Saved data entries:
--- begin ---

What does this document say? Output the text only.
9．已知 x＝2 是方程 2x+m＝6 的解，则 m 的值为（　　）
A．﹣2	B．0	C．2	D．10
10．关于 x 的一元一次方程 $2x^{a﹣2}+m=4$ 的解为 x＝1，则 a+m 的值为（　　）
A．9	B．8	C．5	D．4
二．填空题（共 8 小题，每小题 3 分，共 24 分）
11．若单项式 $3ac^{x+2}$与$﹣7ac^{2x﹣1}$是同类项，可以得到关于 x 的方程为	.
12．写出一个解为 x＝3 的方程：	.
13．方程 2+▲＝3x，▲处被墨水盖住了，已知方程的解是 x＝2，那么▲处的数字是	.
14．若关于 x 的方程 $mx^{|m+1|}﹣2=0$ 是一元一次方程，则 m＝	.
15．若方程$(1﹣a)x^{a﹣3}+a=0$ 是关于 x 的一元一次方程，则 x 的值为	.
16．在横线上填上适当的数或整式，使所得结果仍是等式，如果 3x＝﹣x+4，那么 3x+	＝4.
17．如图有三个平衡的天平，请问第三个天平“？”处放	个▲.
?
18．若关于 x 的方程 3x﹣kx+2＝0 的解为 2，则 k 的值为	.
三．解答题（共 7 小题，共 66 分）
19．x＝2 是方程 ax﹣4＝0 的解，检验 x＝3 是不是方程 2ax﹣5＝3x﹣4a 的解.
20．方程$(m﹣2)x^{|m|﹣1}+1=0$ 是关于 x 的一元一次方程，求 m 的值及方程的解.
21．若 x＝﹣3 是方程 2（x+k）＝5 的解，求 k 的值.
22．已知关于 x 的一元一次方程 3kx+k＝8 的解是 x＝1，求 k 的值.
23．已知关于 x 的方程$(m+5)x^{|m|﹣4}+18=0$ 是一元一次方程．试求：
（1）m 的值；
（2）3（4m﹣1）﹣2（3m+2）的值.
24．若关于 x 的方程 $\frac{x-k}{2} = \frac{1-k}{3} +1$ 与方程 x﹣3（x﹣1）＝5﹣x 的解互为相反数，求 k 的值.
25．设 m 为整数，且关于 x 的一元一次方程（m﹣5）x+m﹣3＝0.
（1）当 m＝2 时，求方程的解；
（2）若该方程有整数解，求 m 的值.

--- end ---

- **JOB**: Each line of the material above needs to be quoted exactly, please.

- **RESPONSE**:
What does this document say? Output the text only.
9．已知 x＝2 是方程 2x+m＝6 的解，则 m 的值为（　　）
A．﹣2	B．0	C．2	D．10
10．关于 x 的一元一次方程 $2x^{a﹣2}+m=4$ 的解为 x＝1，则 a+m 的值为（　　）
A．9	B．8	C．5	D．4
二．填空题（共 8 小题，每小题 3 分，共 24 分）
11．若单项式 $3ac^{x+2}$与$﹣7ac^{2x﹣1}$是同类项，可以得到关于 x 的方程为	.
12．写出一个解为 x＝3 的方程：	.
13．方程 2+▲＝3x，▲处被墨水盖住了，已知方程的解是 x＝2，那么▲处的数字是	.
14．若关于 x 的方程 $mx^{|m+1|}﹣2=0$ 是一元一次方程，则 m＝	.
15．若方程$(1﹣a)x^{a﹣3}+a=0$ 是关于 x 的一元一次方程，则 x 的值为	.
16．在横线上填上适当的数或整式，使所得结果仍是等式，如果 3x＝﹣x+4，那么 3x+	＝4.
17．如图有三个平衡的天平，请问第三个天平“？”处放	个▲.
?
18．若关于 x 的方程 3x﹣kx+2＝0 的解为 2，则 k 的值为	.
三．解答题（共 7 小题，共 66 分）
19．x＝2 是方程 ax﹣4＝0 的解，检验 x＝3 是不是方程 2ax﹣5＝3x﹣4a 的解.
20．方程$(m﹣2)x^{|m|﹣1}+1=0$ 是关于 x 的一元一次方程，求 m 的值及方程的解.
21．若 x＝﹣3 是方程 2（x+k）＝5 的解，求 k 的值.
22．已知关于 x 的一元一次方程 3kx+k＝8 的解是 x＝1，求 k 的值.
23．已知关于 x 的方程$(m+5)x^{|m|﹣4}+18=0$ 是一元一次方程．试求：
（1）m 的值；
（2）3（4m﹣1）﹣2（3m+2）的值.
24．若关于 x 的方程 $\frac{x-k}{2} = \frac{1-k}{3} +1$ 与方程 x﹣3（x﹣1）＝5﹣x 的解互为相反数，求 k 的值.
25．设 m 为整数，且关于 x 的一元一次方程（m﹣5）x+m﹣3＝0.
（1）当 m＝2 时，求方程的解；
（2）若该方程有整数解，求 m 的值.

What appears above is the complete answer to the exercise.